_Entries provided_:
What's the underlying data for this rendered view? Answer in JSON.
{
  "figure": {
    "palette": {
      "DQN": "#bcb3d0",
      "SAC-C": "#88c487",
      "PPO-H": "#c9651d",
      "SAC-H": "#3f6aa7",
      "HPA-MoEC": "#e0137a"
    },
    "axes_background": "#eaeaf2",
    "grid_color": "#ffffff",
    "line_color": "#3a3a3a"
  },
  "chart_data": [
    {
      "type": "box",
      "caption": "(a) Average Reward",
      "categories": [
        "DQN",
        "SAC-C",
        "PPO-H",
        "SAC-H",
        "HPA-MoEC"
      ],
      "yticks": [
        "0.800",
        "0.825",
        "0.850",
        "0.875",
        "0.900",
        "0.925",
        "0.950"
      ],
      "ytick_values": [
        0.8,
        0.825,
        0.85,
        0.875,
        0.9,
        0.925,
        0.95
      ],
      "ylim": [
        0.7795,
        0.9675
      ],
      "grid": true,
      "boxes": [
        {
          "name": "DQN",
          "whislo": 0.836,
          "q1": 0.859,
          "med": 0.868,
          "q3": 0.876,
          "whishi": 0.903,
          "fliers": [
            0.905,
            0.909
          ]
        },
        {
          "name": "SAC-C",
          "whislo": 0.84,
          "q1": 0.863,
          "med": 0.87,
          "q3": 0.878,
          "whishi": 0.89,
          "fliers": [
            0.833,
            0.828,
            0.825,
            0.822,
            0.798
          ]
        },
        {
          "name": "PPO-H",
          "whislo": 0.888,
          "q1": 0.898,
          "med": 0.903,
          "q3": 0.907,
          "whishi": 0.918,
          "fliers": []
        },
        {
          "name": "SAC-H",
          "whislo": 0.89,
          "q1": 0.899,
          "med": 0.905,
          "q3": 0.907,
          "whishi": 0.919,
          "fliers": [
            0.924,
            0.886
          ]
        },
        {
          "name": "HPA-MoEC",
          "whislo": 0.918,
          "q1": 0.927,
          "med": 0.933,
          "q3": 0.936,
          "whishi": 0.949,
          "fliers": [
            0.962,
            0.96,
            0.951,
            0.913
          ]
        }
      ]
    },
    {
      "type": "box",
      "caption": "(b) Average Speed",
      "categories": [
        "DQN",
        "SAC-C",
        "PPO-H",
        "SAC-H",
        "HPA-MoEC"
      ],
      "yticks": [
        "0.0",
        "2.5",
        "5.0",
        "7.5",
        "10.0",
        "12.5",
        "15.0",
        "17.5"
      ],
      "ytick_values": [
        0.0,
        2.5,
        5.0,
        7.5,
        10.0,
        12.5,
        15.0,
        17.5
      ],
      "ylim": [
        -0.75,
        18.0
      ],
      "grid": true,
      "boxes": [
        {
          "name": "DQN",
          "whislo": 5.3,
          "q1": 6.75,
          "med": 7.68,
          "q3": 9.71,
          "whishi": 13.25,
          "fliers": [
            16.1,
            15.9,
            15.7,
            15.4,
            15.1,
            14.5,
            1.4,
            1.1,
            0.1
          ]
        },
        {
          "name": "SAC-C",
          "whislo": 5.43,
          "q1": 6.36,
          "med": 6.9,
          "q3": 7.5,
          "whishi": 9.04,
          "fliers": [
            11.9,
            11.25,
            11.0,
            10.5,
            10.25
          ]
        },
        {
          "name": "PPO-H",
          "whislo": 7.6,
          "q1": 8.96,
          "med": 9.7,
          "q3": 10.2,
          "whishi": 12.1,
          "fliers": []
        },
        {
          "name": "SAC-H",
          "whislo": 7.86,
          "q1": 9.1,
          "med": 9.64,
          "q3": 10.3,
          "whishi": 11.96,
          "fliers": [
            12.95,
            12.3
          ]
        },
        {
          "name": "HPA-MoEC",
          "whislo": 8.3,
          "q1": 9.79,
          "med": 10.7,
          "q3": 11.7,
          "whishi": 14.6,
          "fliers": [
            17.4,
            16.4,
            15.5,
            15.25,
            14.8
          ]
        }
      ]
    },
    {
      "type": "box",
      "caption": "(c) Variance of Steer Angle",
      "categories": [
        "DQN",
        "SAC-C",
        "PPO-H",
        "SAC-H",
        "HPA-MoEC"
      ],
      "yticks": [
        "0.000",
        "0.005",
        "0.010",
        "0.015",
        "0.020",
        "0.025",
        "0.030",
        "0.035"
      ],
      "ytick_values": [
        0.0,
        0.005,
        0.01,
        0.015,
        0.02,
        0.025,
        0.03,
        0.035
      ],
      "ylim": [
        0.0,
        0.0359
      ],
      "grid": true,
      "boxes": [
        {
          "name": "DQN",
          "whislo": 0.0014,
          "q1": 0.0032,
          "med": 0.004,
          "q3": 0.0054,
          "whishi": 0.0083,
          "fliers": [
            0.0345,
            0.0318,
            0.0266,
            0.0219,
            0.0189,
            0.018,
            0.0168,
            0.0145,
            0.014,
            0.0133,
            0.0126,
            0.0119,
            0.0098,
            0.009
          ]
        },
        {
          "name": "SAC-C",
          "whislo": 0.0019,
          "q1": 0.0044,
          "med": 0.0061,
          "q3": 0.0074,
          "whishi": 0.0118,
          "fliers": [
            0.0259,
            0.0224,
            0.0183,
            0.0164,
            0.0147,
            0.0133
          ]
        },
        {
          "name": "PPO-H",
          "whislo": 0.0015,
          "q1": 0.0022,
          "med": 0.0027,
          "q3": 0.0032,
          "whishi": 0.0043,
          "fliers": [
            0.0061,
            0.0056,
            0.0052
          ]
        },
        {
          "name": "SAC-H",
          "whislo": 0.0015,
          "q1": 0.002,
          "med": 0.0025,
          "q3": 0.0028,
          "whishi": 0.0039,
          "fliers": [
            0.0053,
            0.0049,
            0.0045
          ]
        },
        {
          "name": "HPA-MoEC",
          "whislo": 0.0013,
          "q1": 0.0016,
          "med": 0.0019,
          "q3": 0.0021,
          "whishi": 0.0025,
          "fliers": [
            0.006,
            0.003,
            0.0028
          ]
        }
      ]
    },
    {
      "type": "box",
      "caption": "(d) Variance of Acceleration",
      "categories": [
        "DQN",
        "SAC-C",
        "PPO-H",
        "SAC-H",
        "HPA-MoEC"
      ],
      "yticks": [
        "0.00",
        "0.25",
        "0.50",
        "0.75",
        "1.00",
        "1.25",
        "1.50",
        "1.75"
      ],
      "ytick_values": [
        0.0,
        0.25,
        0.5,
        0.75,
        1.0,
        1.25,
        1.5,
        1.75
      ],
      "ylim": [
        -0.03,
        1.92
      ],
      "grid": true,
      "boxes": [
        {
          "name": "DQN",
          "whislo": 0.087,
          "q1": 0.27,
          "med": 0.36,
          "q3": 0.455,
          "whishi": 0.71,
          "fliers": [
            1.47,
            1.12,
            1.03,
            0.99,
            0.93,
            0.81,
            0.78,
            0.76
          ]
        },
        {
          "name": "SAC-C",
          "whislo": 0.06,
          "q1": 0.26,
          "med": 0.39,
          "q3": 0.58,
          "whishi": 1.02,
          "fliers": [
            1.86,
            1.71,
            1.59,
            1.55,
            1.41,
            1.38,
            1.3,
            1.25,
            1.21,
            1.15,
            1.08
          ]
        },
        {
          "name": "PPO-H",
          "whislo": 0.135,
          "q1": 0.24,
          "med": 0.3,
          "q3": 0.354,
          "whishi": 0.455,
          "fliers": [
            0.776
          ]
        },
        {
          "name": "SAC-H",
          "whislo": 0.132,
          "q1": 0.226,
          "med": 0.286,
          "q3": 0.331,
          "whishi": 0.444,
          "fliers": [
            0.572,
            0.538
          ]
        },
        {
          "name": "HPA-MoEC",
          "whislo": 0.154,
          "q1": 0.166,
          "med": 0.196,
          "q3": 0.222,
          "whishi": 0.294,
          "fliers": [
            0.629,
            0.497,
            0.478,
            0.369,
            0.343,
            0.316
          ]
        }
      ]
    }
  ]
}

_Problem to solve_: In the entries above, count each line with "Variance"; reply with the total only.

_Full output_: 2